* **Task instructions**: Please pull out every line that includes the string "JSON".

(Rows from a figure dataset)

——

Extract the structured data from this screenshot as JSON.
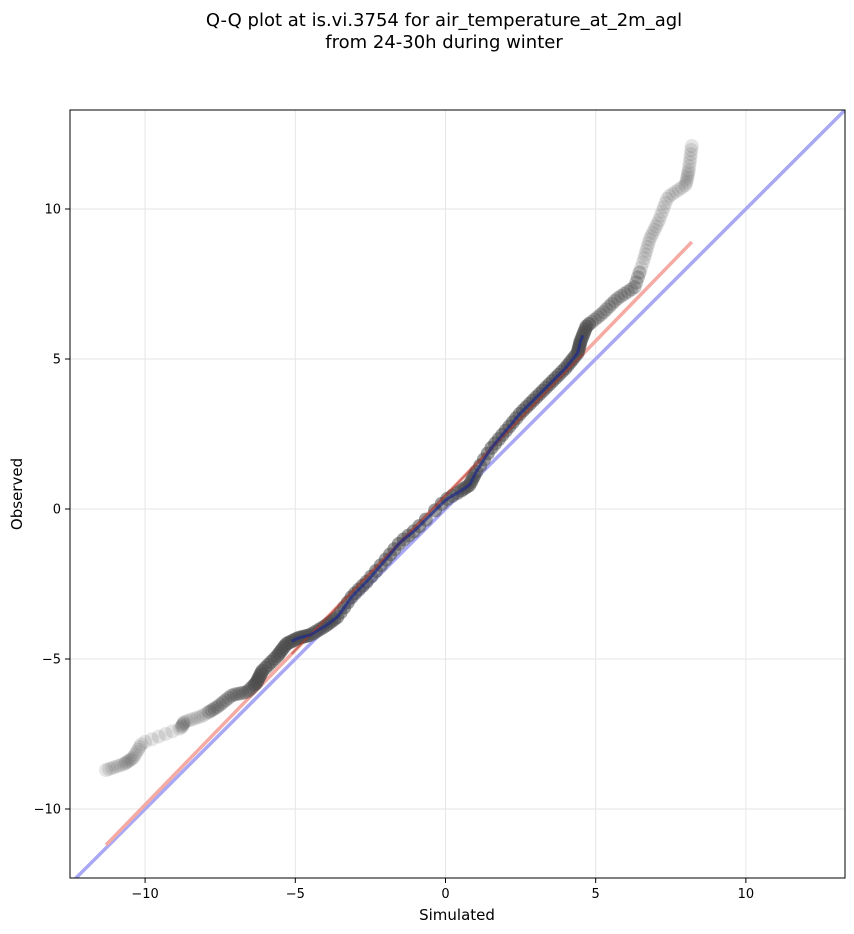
{
  "chart_data": {
    "type": "scatter",
    "title_lines": [
      "Q-Q plot at is.vi.3754 for air_temperature_at_2m_agl",
      "from 24-30h during winter"
    ],
    "xlabel": "Simulated",
    "ylabel": "Observed",
    "xlim": [
      -12.5,
      13.3
    ],
    "ylim": [
      -12.3,
      13.3
    ],
    "xticks": [
      -10,
      -5,
      0,
      5,
      10
    ],
    "yticks": [
      -10,
      -5,
      0,
      5,
      10
    ],
    "xtick_labels": [
      "−10",
      "−5",
      "0",
      "5",
      "10"
    ],
    "ytick_labels": [
      "−10",
      "−5",
      "0",
      "5",
      "10"
    ],
    "grid": true,
    "identity_line_color": "#a8a8f5",
    "fit_line_color": "#f5aaa3",
    "point_color": "#4a4a4a",
    "fit_line": {
      "x": [
        -11.3,
        8.2
      ],
      "y": [
        -11.2,
        8.9
      ]
    },
    "quantile_curve": {
      "x": [
        -11.3,
        -10.7,
        -10.4,
        -10.1,
        -8.8,
        -8.7,
        -8.1,
        -7.6,
        -7.1,
        -6.6,
        -6.3,
        -6.1,
        -5.6,
        -5.3,
        -4.9,
        -4.5,
        -4.0,
        -3.6,
        -3.1,
        -2.6,
        -2.0,
        -1.5,
        -1.0,
        -0.5,
        0.0,
        0.5,
        0.8,
        1.0,
        1.5,
        2.0,
        2.5,
        3.0,
        3.5,
        4.0,
        4.4,
        4.5,
        4.7,
        5.2,
        5.7,
        6.3,
        6.6,
        6.8,
        7.1,
        7.4,
        8.0,
        8.1,
        8.2
      ],
      "y": [
        -8.7,
        -8.5,
        -8.3,
        -7.8,
        -7.3,
        -7.1,
        -6.9,
        -6.6,
        -6.2,
        -6.1,
        -5.8,
        -5.4,
        -4.9,
        -4.5,
        -4.3,
        -4.2,
        -3.9,
        -3.6,
        -2.9,
        -2.4,
        -1.7,
        -1.1,
        -0.7,
        -0.2,
        0.3,
        0.6,
        0.8,
        1.2,
        2.0,
        2.6,
        3.2,
        3.7,
        4.2,
        4.7,
        5.2,
        5.6,
        6.1,
        6.5,
        7.0,
        7.4,
        8.3,
        9.0,
        9.6,
        10.4,
        10.8,
        11.3,
        12.1
      ]
    }
  }
}
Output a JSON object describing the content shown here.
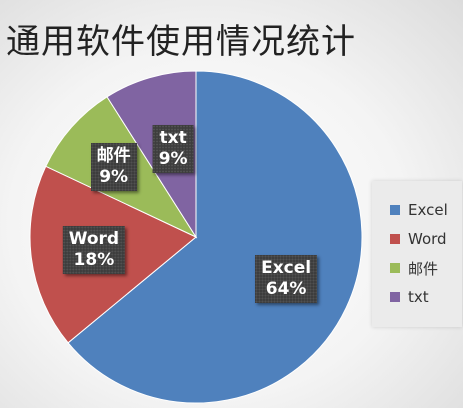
{
  "chart_data": {
    "type": "pie",
    "title": "通用软件使用情况统计",
    "categories": [
      "Excel",
      "Word",
      "邮件",
      "txt"
    ],
    "values": [
      64,
      18,
      9,
      9
    ],
    "colors": [
      "#4f81bd",
      "#c0504d",
      "#9bbb59",
      "#8064a2"
    ],
    "data_labels": [
      {
        "name": "Excel",
        "value": "64%"
      },
      {
        "name": "Word",
        "value": "18%"
      },
      {
        "name": "邮件",
        "value": "9%"
      },
      {
        "name": "txt",
        "value": "9%"
      }
    ],
    "legend_position": "right",
    "start_angle": "12 o'clock, clockwise"
  }
}
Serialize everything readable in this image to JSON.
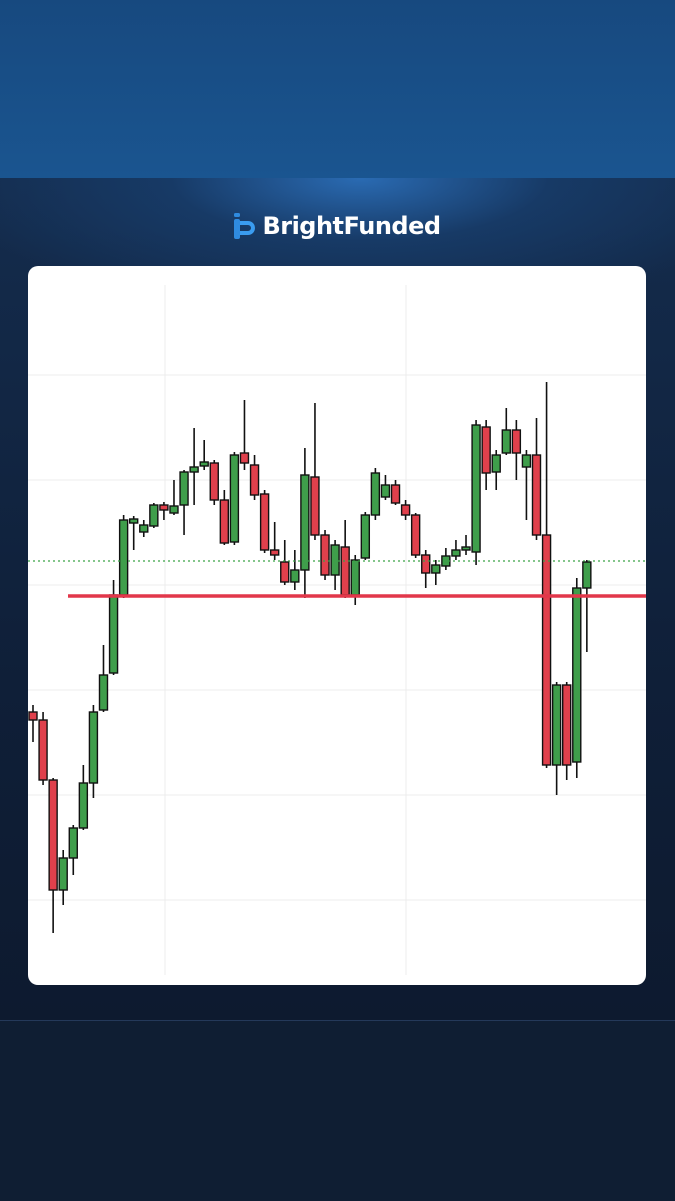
{
  "header": {
    "brand": "BrightFunded"
  },
  "chart_data": {
    "type": "candlestick",
    "open": [
      263,
      255,
      195,
      85,
      117,
      147,
      192,
      265,
      302,
      380,
      452,
      443,
      449,
      470,
      462,
      470,
      503,
      509,
      512,
      475,
      433,
      522,
      510,
      481,
      425,
      413,
      393,
      405,
      498,
      440,
      400,
      428,
      380,
      417,
      460,
      478,
      490,
      470,
      460,
      420,
      402,
      409,
      419,
      425,
      423,
      548,
      503,
      522,
      545,
      508,
      520,
      440,
      210,
      290,
      213,
      387
    ],
    "high": [
      270,
      263,
      197,
      125,
      150,
      210,
      270,
      330,
      395,
      460,
      459,
      455,
      472,
      473,
      495,
      505,
      547,
      535,
      515,
      485,
      523,
      575,
      520,
      485,
      453,
      435,
      425,
      527,
      572,
      445,
      435,
      455,
      420,
      463,
      507,
      500,
      495,
      475,
      462,
      425,
      415,
      427,
      435,
      440,
      555,
      555,
      525,
      567,
      555,
      525,
      557,
      593,
      293,
      293,
      397,
      415
    ],
    "low": [
      233,
      190,
      42,
      70,
      100,
      145,
      177,
      263,
      300,
      377,
      425,
      438,
      447,
      455,
      460,
      440,
      470,
      505,
      470,
      430,
      430,
      505,
      475,
      422,
      415,
      390,
      385,
      377,
      435,
      395,
      385,
      377,
      370,
      415,
      455,
      475,
      470,
      455,
      417,
      387,
      390,
      405,
      415,
      420,
      410,
      485,
      485,
      520,
      495,
      455,
      435,
      207,
      180,
      195,
      197,
      323
    ],
    "close": [
      255,
      195,
      85,
      117,
      147,
      192,
      263,
      300,
      380,
      455,
      456,
      450,
      470,
      465,
      469,
      503,
      508,
      513,
      475,
      432,
      520,
      512,
      480,
      425,
      420,
      393,
      405,
      500,
      440,
      400,
      430,
      380,
      415,
      460,
      502,
      490,
      472,
      460,
      420,
      402,
      410,
      419,
      425,
      428,
      550,
      502,
      520,
      545,
      522,
      520,
      440,
      210,
      290,
      210,
      387,
      413
    ],
    "up_color": "#3f9e4b",
    "down_color": "#e0404c",
    "ylim": [
      0,
      690
    ],
    "yticks": [
      75,
      180,
      285,
      390,
      495,
      600
    ],
    "grid": true,
    "hlines": [
      {
        "value": 379,
        "color": "#e2374a",
        "style": "solid"
      },
      {
        "value": 414,
        "color": "#3aa346",
        "style": "dotted"
      }
    ]
  }
}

——

* **Output for this task**:
Extract the structured data from this screenshot as JSON.
Output a JSON object describing the content shown here.
Serialize everything readable in this image to JSON.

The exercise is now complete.